---- Data extract
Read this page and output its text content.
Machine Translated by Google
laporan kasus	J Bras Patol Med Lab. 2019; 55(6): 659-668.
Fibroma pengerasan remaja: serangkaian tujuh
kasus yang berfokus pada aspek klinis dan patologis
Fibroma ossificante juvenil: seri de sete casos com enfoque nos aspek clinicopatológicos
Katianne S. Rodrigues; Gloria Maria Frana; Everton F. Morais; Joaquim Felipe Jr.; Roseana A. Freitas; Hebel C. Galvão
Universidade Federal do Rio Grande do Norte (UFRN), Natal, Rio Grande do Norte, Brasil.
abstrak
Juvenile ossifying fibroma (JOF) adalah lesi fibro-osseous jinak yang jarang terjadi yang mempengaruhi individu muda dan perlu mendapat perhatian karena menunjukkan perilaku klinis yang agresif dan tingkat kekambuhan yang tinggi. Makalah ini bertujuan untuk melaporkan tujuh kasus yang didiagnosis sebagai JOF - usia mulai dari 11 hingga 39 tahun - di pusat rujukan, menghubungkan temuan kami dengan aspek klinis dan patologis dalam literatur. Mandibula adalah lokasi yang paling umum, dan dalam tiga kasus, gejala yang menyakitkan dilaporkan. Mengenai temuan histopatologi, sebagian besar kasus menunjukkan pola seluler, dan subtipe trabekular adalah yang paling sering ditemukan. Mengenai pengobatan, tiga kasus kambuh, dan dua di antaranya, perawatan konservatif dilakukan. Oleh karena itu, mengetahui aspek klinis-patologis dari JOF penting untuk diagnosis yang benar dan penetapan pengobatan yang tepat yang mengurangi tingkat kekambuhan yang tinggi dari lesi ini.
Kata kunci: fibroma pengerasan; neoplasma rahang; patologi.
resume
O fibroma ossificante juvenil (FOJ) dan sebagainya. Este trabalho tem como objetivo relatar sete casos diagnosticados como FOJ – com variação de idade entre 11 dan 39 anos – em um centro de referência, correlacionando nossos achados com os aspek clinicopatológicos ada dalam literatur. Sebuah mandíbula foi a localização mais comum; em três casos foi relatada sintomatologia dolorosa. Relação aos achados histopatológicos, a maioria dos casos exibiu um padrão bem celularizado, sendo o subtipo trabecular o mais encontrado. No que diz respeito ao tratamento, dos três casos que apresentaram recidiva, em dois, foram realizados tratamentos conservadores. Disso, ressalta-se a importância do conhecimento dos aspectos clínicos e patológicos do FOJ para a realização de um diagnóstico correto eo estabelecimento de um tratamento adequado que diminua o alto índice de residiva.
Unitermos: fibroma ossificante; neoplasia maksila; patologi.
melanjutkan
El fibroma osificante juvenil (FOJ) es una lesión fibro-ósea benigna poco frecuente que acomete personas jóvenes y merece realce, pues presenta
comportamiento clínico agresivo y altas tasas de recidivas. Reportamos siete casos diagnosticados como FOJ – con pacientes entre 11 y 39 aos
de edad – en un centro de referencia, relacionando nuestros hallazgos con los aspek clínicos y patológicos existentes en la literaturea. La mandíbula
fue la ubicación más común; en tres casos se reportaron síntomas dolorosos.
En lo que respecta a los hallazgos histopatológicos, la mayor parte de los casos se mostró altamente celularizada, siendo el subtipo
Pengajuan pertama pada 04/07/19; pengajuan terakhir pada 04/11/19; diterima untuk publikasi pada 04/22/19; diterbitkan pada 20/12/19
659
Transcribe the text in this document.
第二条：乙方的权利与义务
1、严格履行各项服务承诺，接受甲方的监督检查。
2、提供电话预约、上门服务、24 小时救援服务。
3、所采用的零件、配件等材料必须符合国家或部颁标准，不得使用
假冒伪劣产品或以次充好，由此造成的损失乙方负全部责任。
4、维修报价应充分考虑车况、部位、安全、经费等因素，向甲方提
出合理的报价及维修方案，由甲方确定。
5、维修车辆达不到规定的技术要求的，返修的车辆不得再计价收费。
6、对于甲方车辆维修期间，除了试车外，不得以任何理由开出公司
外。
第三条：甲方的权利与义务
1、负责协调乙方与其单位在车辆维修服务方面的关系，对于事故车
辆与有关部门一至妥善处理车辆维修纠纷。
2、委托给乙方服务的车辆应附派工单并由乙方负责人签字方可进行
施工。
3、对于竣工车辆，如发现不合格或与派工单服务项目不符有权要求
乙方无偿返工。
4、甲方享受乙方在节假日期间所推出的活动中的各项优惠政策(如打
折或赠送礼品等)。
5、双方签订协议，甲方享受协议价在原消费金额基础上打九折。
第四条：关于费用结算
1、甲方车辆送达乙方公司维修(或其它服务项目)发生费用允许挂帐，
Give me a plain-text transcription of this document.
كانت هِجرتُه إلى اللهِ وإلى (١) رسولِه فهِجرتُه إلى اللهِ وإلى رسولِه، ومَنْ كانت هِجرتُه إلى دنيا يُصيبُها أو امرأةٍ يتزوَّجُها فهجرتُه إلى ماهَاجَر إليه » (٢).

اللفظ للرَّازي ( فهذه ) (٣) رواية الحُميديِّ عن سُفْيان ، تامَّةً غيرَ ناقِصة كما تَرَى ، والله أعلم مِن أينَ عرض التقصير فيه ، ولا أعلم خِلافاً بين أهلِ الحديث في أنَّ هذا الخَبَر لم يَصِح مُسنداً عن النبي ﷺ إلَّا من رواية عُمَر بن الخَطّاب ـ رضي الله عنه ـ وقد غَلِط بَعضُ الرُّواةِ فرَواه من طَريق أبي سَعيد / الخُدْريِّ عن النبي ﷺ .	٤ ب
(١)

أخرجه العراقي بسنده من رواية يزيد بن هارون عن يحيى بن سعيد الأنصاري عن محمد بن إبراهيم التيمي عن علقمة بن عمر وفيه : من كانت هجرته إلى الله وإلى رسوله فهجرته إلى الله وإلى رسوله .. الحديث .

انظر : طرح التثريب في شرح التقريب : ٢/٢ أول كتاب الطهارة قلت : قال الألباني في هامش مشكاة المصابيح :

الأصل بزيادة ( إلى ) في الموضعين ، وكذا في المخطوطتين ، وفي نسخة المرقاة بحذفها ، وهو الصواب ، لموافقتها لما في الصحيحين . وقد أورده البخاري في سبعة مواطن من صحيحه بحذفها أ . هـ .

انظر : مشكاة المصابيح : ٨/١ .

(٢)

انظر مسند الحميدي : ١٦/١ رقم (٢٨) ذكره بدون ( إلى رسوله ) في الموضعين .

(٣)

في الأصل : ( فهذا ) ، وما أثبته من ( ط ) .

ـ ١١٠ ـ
--------
What the exercise asks: Every line above should be written out again exactly as it stands.

Output of the task:
Read this page and output its text content.
Machine Translated by Google
laporan kasus	J Bras Patol Med Lab. 2019; 55(6): 659-668.
Fibroma pengerasan remaja: serangkaian tujuh
kasus yang berfokus pada aspek klinis dan patologis
Fibroma ossificante juvenil: seri de sete casos com enfoque nos aspek clinicopatológicos
Katianne S. Rodrigues; Gloria Maria Frana; Everton F. Morais; Joaquim Felipe Jr.; Roseana A. Freitas; Hebel C. Galvão
Universidade Federal do Rio Grande do Norte (UFRN), Natal, Rio Grande do Norte, Brasil.
abstrak
Juvenile ossifying fibroma (JOF) adalah lesi fibro-osseous jinak yang jarang terjadi yang mempengaruhi individu muda dan perlu mendapat perhatian karena menunjukkan perilaku klinis yang agresif dan tingkat kekambuhan yang tinggi. Makalah ini bertujuan untuk melaporkan tujuh kasus yang didiagnosis sebagai JOF - usia mulai dari 11 hingga 39 tahun - di pusat rujukan, menghubungkan temuan kami dengan aspek klinis dan patologis dalam literatur. Mandibula adalah lokasi yang paling umum, dan dalam tiga kasus, gejala yang menyakitkan dilaporkan. Mengenai temuan histopatologi, sebagian besar kasus menunjukkan pola seluler, dan subtipe trabekular adalah yang paling sering ditemukan. Mengenai pengobatan, tiga kasus kambuh, dan dua di antaranya, perawatan konservatif dilakukan. Oleh karena itu, mengetahui aspek klinis-patologis dari JOF penting untuk diagnosis yang benar dan penetapan pengobatan yang tepat yang mengurangi tingkat kekambuhan yang tinggi dari lesi ini.
Kata kunci: fibroma pengerasan; neoplasma rahang; patologi.
resume
O fibroma ossificante juvenil (FOJ) dan sebagainya. Este trabalho tem como objetivo relatar sete casos diagnosticados como FOJ – com variação de idade entre 11 dan 39 anos – em um centro de referência, correlacionando nossos achados com os aspek clinicopatológicos ada dalam literatur. Sebuah mandíbula foi a localização mais comum; em três casos foi relatada sintomatologia dolorosa. Relação aos achados histopatológicos, a maioria dos casos exibiu um padrão bem celularizado, sendo o subtipo trabecular o mais encontrado. No que diz respeito ao tratamento, dos três casos que apresentaram recidiva, em dois, foram realizados tratamentos conservadores. Disso, ressalta-se a importância do conhecimento dos aspectos clínicos e patológicos do FOJ para a realização de um diagnóstico correto eo estabelecimento de um tratamento adequado que diminua o alto índice de residiva.
Unitermos: fibroma ossificante; neoplasia maksila; patologi.
melanjutkan
El fibroma osificante juvenil (FOJ) es una lesión fibro-ósea benigna poco frecuente que acomete personas jóvenes y merece realce, pues presenta
comportamiento clínico agresivo y altas tasas de recidivas. Reportamos siete casos diagnosticados como FOJ – con pacientes entre 11 y 39 aos
de edad – en un centro de referencia, relacionando nuestros hallazgos con los aspek clínicos y patológicos existentes en la literaturea. La mandíbula
fue la ubicación más común; en tres casos se reportaron síntomas dolorosos.
En lo que respecta a los hallazgos histopatológicos, la mayor parte de los casos se mostró altamente celularizada, siendo el subtipo
Pengajuan pertama pada 04/07/19; pengajuan terakhir pada 04/11/19; diterima untuk publikasi pada 04/22/19; diterbitkan pada 20/12/19
659
Transcribe the text in this document.
第二条：乙方的权利与义务
1、严格履行各项服务承诺，接受甲方的监督检查。
2、提供电话预约、上门服务、24 小时救援服务。
3、所采用的零件、配件等材料必须符合国家或部颁标准，不得使用
假冒伪劣产品或以次充好，由此造成的损失乙方负全部责任。
4、维修报价应充分考虑车况、部位、安全、经费等因素，向甲方提
出合理的报价及维修方案，由甲方确定。
5、维修车辆达不到规定的技术要求的，返修的车辆不得再计价收费。
6、对于甲方车辆维修期间，除了试车外，不得以任何理由开出公司
外。
第三条：甲方的权利与义务
1、负责协调乙方与其单位在车辆维修服务方面的关系，对于事故车
辆与有关部门一至妥善处理车辆维修纠纷。
2、委托给乙方服务的车辆应附派工单并由乙方负责人签字方可进行
施工。
3、对于竣工车辆，如发现不合格或与派工单服务项目不符有权要求
乙方无偿返工。
4、甲方享受乙方在节假日期间所推出的活动中的各项优惠政策(如打
折或赠送礼品等)。
5、双方签订协议，甲方享受协议价在原消费金额基础上打九折。
第四条：关于费用结算
1、甲方车辆送达乙方公司维修(或其它服务项目)发生费用允许挂帐，
Give me a plain-text transcription of this document.
كانت هِجرتُه إلى اللهِ وإلى (١) رسولِه فهِجرتُه إلى اللهِ وإلى رسولِه، ومَنْ كانت هِجرتُه إلى دنيا يُصيبُها أو امرأةٍ يتزوَّجُها فهجرتُه إلى ماهَاجَر إليه » (٢).

اللفظ للرَّازي ( فهذه ) (٣) رواية الحُميديِّ عن سُفْيان ، تامَّةً غيرَ ناقِصة كما تَرَى ، والله أعلم مِن أينَ عرض التقصير فيه ، ولا أعلم خِلافاً بين أهلِ الحديث في أنَّ هذا الخَبَر لم يَصِح مُسنداً عن النبي ﷺ إلَّا من رواية عُمَر بن الخَطّاب ـ رضي الله عنه ـ وقد غَلِط بَعضُ الرُّواةِ فرَواه من طَريق أبي سَعيد / الخُدْريِّ عن النبي ﷺ .	٤ ب
(١)

أخرجه العراقي بسنده من رواية يزيد بن هارون عن يحيى بن سعيد الأنصاري عن محمد بن إبراهيم التيمي عن علقمة بن عمر وفيه : من كانت هجرته إلى الله وإلى رسوله فهجرته إلى الله وإلى رسوله .. الحديث .

انظر : طرح التثريب في شرح التقريب : ٢/٢ أول كتاب الطهارة قلت : قال الألباني في هامش مشكاة المصابيح :

الأصل بزيادة ( إلى ) في الموضعين ، وكذا في المخطوطتين ، وفي نسخة المرقاة بحذفها ، وهو الصواب ، لموافقتها لما في الصحيحين . وقد أورده البخاري في سبعة مواطن من صحيحه بحذفها أ . هـ .

انظر : مشكاة المصابيح : ٨/١ .

(٢)

انظر مسند الحميدي : ١٦/١ رقم (٢٨) ذكره بدون ( إلى رسوله ) في الموضعين .

(٣)

في الأصل : ( فهذا ) ، وما أثبته من ( ط ) .

ـ ١١٠ ـ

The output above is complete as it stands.